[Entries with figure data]
::::::

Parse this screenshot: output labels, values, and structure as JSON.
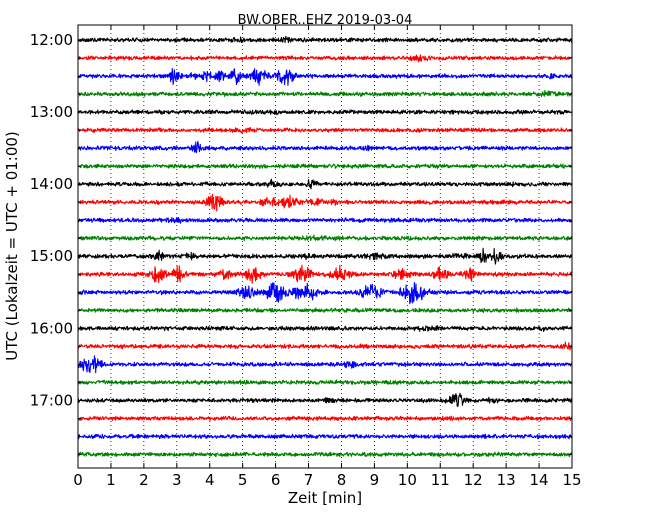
{
  "chart_data": {
    "type": "line",
    "title": "BW.OBER..EHZ 2019-03-04",
    "xlabel": "Zeit  [min]",
    "ylabel": "UTC (Lokalzeit = UTC + 01:00)",
    "xlim": [
      0,
      15
    ],
    "x_ticks": [
      "0",
      "1",
      "2",
      "3",
      "4",
      "5",
      "6",
      "7",
      "8",
      "9",
      "10",
      "11",
      "12",
      "13",
      "14",
      "15"
    ],
    "y_ticks": [
      "12:00",
      "13:00",
      "14:00",
      "15:00",
      "16:00",
      "17:00"
    ],
    "traces_per_hour": 4,
    "trace_start": "12:00",
    "trace_count": 24,
    "color_cycle": [
      "#000000",
      "#ff0000",
      "#0000ff",
      "#008000"
    ],
    "vertical_grid": "dotted",
    "traces": [
      {
        "time": "12:00",
        "bursts": [
          {
            "t": 4.9,
            "a": 0.4,
            "w": 0.1
          },
          {
            "t": 6.3,
            "a": 0.6,
            "w": 0.1
          }
        ]
      },
      {
        "time": "12:15",
        "bursts": [
          {
            "t": 10.4,
            "a": 0.4,
            "w": 0.2
          }
        ]
      },
      {
        "time": "12:30",
        "bursts": [
          {
            "t": 2.9,
            "a": 1.6,
            "w": 0.12
          },
          {
            "t": 3.5,
            "a": 0.5,
            "w": 0.1
          },
          {
            "t": 3.9,
            "a": 0.9,
            "w": 0.1
          },
          {
            "t": 4.3,
            "a": 1.0,
            "w": 0.1
          },
          {
            "t": 4.8,
            "a": 1.6,
            "w": 0.1
          },
          {
            "t": 5.5,
            "a": 1.7,
            "w": 0.15
          },
          {
            "t": 6.3,
            "a": 2.0,
            "w": 0.15
          },
          {
            "t": 14.4,
            "a": 0.7,
            "w": 0.06
          }
        ]
      },
      {
        "time": "12:45",
        "bursts": [
          {
            "t": 14.3,
            "a": 0.5,
            "w": 0.15
          }
        ]
      },
      {
        "time": "13:00",
        "bursts": [
          {
            "t": 5.9,
            "a": 0.3,
            "w": 0.1
          }
        ]
      },
      {
        "time": "13:15",
        "bursts": [
          {
            "t": 5.1,
            "a": 0.3,
            "w": 0.2
          }
        ]
      },
      {
        "time": "13:30",
        "bursts": [
          {
            "t": 3.6,
            "a": 1.4,
            "w": 0.08
          },
          {
            "t": 8.8,
            "a": 0.2,
            "w": 0.1
          }
        ]
      },
      {
        "time": "13:45",
        "bursts": []
      },
      {
        "time": "14:00",
        "bursts": [
          {
            "t": 5.9,
            "a": 0.9,
            "w": 0.1
          },
          {
            "t": 7.1,
            "a": 0.9,
            "w": 0.1
          },
          {
            "t": 13.2,
            "a": 0.3,
            "w": 0.05
          }
        ]
      },
      {
        "time": "14:15",
        "bursts": [
          {
            "t": 4.15,
            "a": 1.8,
            "w": 0.15
          },
          {
            "t": 5.8,
            "a": 1.0,
            "w": 0.15
          },
          {
            "t": 6.4,
            "a": 1.2,
            "w": 0.15
          },
          {
            "t": 7.2,
            "a": 0.5,
            "w": 0.2
          },
          {
            "t": 7.8,
            "a": 0.4,
            "w": 0.1
          }
        ]
      },
      {
        "time": "14:30",
        "bursts": [
          {
            "t": 3.0,
            "a": 0.3,
            "w": 0.2
          }
        ]
      },
      {
        "time": "14:45",
        "bursts": [
          {
            "t": 7.3,
            "a": 0.2,
            "w": 0.3
          }
        ]
      },
      {
        "time": "15:00",
        "bursts": [
          {
            "t": 2.5,
            "a": 1.0,
            "w": 0.15
          },
          {
            "t": 3.4,
            "a": 0.7,
            "w": 0.1
          },
          {
            "t": 7.0,
            "a": 0.6,
            "w": 0.1
          },
          {
            "t": 9.0,
            "a": 0.5,
            "w": 0.2
          },
          {
            "t": 11.6,
            "a": 0.5,
            "w": 0.2
          },
          {
            "t": 12.3,
            "a": 1.4,
            "w": 0.1
          },
          {
            "t": 12.7,
            "a": 1.3,
            "w": 0.1
          }
        ]
      },
      {
        "time": "15:15",
        "bursts": [
          {
            "t": 2.4,
            "a": 1.5,
            "w": 0.15
          },
          {
            "t": 3.0,
            "a": 1.4,
            "w": 0.15
          },
          {
            "t": 4.5,
            "a": 1.0,
            "w": 0.15
          },
          {
            "t": 5.3,
            "a": 1.3,
            "w": 0.15
          },
          {
            "t": 6.8,
            "a": 1.6,
            "w": 0.2
          },
          {
            "t": 8.0,
            "a": 1.4,
            "w": 0.2
          },
          {
            "t": 9.8,
            "a": 0.8,
            "w": 0.2
          },
          {
            "t": 11.0,
            "a": 1.3,
            "w": 0.15
          },
          {
            "t": 11.9,
            "a": 1.0,
            "w": 0.15
          }
        ]
      },
      {
        "time": "15:30",
        "bursts": [
          {
            "t": 5.1,
            "a": 1.4,
            "w": 0.2
          },
          {
            "t": 6.0,
            "a": 1.7,
            "w": 0.2
          },
          {
            "t": 6.9,
            "a": 2.0,
            "w": 0.25
          },
          {
            "t": 8.9,
            "a": 1.8,
            "w": 0.2
          },
          {
            "t": 10.2,
            "a": 2.0,
            "w": 0.25
          }
        ]
      },
      {
        "time": "15:45",
        "bursts": []
      },
      {
        "time": "16:00",
        "bursts": [
          {
            "t": 10.6,
            "a": 0.3,
            "w": 0.2
          },
          {
            "t": 14.1,
            "a": 0.4,
            "w": 0.05
          }
        ]
      },
      {
        "time": "16:15",
        "bursts": [
          {
            "t": 14.9,
            "a": 0.5,
            "w": 0.15
          }
        ]
      },
      {
        "time": "16:30",
        "bursts": [
          {
            "t": 0.4,
            "a": 1.7,
            "w": 0.2
          },
          {
            "t": 8.3,
            "a": 0.5,
            "w": 0.15
          }
        ]
      },
      {
        "time": "16:45",
        "bursts": []
      },
      {
        "time": "17:00",
        "bursts": [
          {
            "t": 7.6,
            "a": 0.4,
            "w": 0.1
          },
          {
            "t": 11.5,
            "a": 1.6,
            "w": 0.15
          },
          {
            "t": 12.6,
            "a": 0.5,
            "w": 0.1
          }
        ]
      },
      {
        "time": "17:15",
        "bursts": []
      },
      {
        "time": "17:30",
        "bursts": [
          {
            "t": 12.7,
            "a": 0.5,
            "w": 0.03
          }
        ]
      },
      {
        "time": "17:45",
        "bursts": []
      }
    ]
  }
}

::::::

- Task statement -
Go through the entries above and print each one exactly, minus the pictures.

- The output -
Parse this screenshot: output labels, values, and structure as JSON.
{
  "chart_data": {
    "type": "line",
    "title": "BW.OBER..EHZ 2019-03-04",
    "xlabel": "Zeit  [min]",
    "ylabel": "UTC (Lokalzeit = UTC + 01:00)",
    "xlim": [
      0,
      15
    ],
    "x_ticks": [
      "0",
      "1",
      "2",
      "3",
      "4",
      "5",
      "6",
      "7",
      "8",
      "9",
      "10",
      "11",
      "12",
      "13",
      "14",
      "15"
    ],
    "y_ticks": [
      "12:00",
      "13:00",
      "14:00",
      "15:00",
      "16:00",
      "17:00"
    ],
    "traces_per_hour": 4,
    "trace_start": "12:00",
    "trace_count": 24,
    "color_cycle": [
      "#000000",
      "#ff0000",
      "#0000ff",
      "#008000"
    ],
    "vertical_grid": "dotted",
    "traces": [
      {
        "time": "12:00",
        "bursts": [
          {
            "t": 4.9,
            "a": 0.4,
            "w": 0.1
          },
          {
            "t": 6.3,
            "a": 0.6,
            "w": 0.1
          }
        ]
      },
      {
        "time": "12:15",
        "bursts": [
          {
            "t": 10.4,
            "a": 0.4,
            "w": 0.2
          }
        ]
      },
      {
        "time": "12:30",
        "bursts": [
          {
            "t": 2.9,
            "a": 1.6,
            "w": 0.12
          },
          {
            "t": 3.5,
            "a": 0.5,
            "w": 0.1
          },
          {
            "t": 3.9,
            "a": 0.9,
            "w": 0.1
          },
          {
            "t": 4.3,
            "a": 1.0,
            "w": 0.1
          },
          {
            "t": 4.8,
            "a": 1.6,
            "w": 0.1
          },
          {
            "t": 5.5,
            "a": 1.7,
            "w": 0.15
          },
          {
            "t": 6.3,
            "a": 2.0,
            "w": 0.15
          },
          {
            "t": 14.4,
            "a": 0.7,
            "w": 0.06
          }
        ]
      },
      {
        "time": "12:45",
        "bursts": [
          {
            "t": 14.3,
            "a": 0.5,
            "w": 0.15
          }
        ]
      },
      {
        "time": "13:00",
        "bursts": [
          {
            "t": 5.9,
            "a": 0.3,
            "w": 0.1
          }
        ]
      },
      {
        "time": "13:15",
        "bursts": [
          {
            "t": 5.1,
            "a": 0.3,
            "w": 0.2
          }
        ]
      },
      {
        "time": "13:30",
        "bursts": [
          {
            "t": 3.6,
            "a": 1.4,
            "w": 0.08
          },
          {
            "t": 8.8,
            "a": 0.2,
            "w": 0.1
          }
        ]
      },
      {
        "time": "13:45",
        "bursts": []
      },
      {
        "time": "14:00",
        "bursts": [
          {
            "t": 5.9,
            "a": 0.9,
            "w": 0.1
          },
          {
            "t": 7.1,
            "a": 0.9,
            "w": 0.1
          },
          {
            "t": 13.2,
            "a": 0.3,
            "w": 0.05
          }
        ]
      },
      {
        "time": "14:15",
        "bursts": [
          {
            "t": 4.15,
            "a": 1.8,
            "w": 0.15
          },
          {
            "t": 5.8,
            "a": 1.0,
            "w": 0.15
          },
          {
            "t": 6.4,
            "a": 1.2,
            "w": 0.15
          },
          {
            "t": 7.2,
            "a": 0.5,
            "w": 0.2
          },
          {
            "t": 7.8,
            "a": 0.4,
            "w": 0.1
          }
        ]
      },
      {
        "time": "14:30",
        "bursts": [
          {
            "t": 3.0,
            "a": 0.3,
            "w": 0.2
          }
        ]
      },
      {
        "time": "14:45",
        "bursts": [
          {
            "t": 7.3,
            "a": 0.2,
            "w": 0.3
          }
        ]
      },
      {
        "time": "15:00",
        "bursts": [
          {
            "t": 2.5,
            "a": 1.0,
            "w": 0.15
          },
          {
            "t": 3.4,
            "a": 0.7,
            "w": 0.1
          },
          {
            "t": 7.0,
            "a": 0.6,
            "w": 0.1
          },
          {
            "t": 9.0,
            "a": 0.5,
            "w": 0.2
          },
          {
            "t": 11.6,
            "a": 0.5,
            "w": 0.2
          },
          {
            "t": 12.3,
            "a": 1.4,
            "w": 0.1
          },
          {
            "t": 12.7,
            "a": 1.3,
            "w": 0.1
          }
        ]
      },
      {
        "time": "15:15",
        "bursts": [
          {
            "t": 2.4,
            "a": 1.5,
            "w": 0.15
          },
          {
            "t": 3.0,
            "a": 1.4,
            "w": 0.15
          },
          {
            "t": 4.5,
            "a": 1.0,
            "w": 0.15
          },
          {
            "t": 5.3,
            "a": 1.3,
            "w": 0.15
          },
          {
            "t": 6.8,
            "a": 1.6,
            "w": 0.2
          },
          {
            "t": 8.0,
            "a": 1.4,
            "w": 0.2
          },
          {
            "t": 9.8,
            "a": 0.8,
            "w": 0.2
          },
          {
            "t": 11.0,
            "a": 1.3,
            "w": 0.15
          },
          {
            "t": 11.9,
            "a": 1.0,
            "w": 0.15
          }
        ]
      },
      {
        "time": "15:30",
        "bursts": [
          {
            "t": 5.1,
            "a": 1.4,
            "w": 0.2
          },
          {
            "t": 6.0,
            "a": 1.7,
            "w": 0.2
          },
          {
            "t": 6.9,
            "a": 2.0,
            "w": 0.25
          },
          {
            "t": 8.9,
            "a": 1.8,
            "w": 0.2
          },
          {
            "t": 10.2,
            "a": 2.0,
            "w": 0.25
          }
        ]
      },
      {
        "time": "15:45",
        "bursts": []
      },
      {
        "time": "16:00",
        "bursts": [
          {
            "t": 10.6,
            "a": 0.3,
            "w": 0.2
          },
          {
            "t": 14.1,
            "a": 0.4,
            "w": 0.05
          }
        ]
      },
      {
        "time": "16:15",
        "bursts": [
          {
            "t": 14.9,
            "a": 0.5,
            "w": 0.15
          }
        ]
      },
      {
        "time": "16:30",
        "bursts": [
          {
            "t": 0.4,
            "a": 1.7,
            "w": 0.2
          },
          {
            "t": 8.3,
            "a": 0.5,
            "w": 0.15
          }
        ]
      },
      {
        "time": "16:45",
        "bursts": []
      },
      {
        "time": "17:00",
        "bursts": [
          {
            "t": 7.6,
            "a": 0.4,
            "w": 0.1
          },
          {
            "t": 11.5,
            "a": 1.6,
            "w": 0.15
          },
          {
            "t": 12.6,
            "a": 0.5,
            "w": 0.1
          }
        ]
      },
      {
        "time": "17:15",
        "bursts": []
      },
      {
        "time": "17:30",
        "bursts": [
          {
            "t": 12.7,
            "a": 0.5,
            "w": 0.03
          }
        ]
      },
      {
        "time": "17:45",
        "bursts": []
      }
    ]
  }
}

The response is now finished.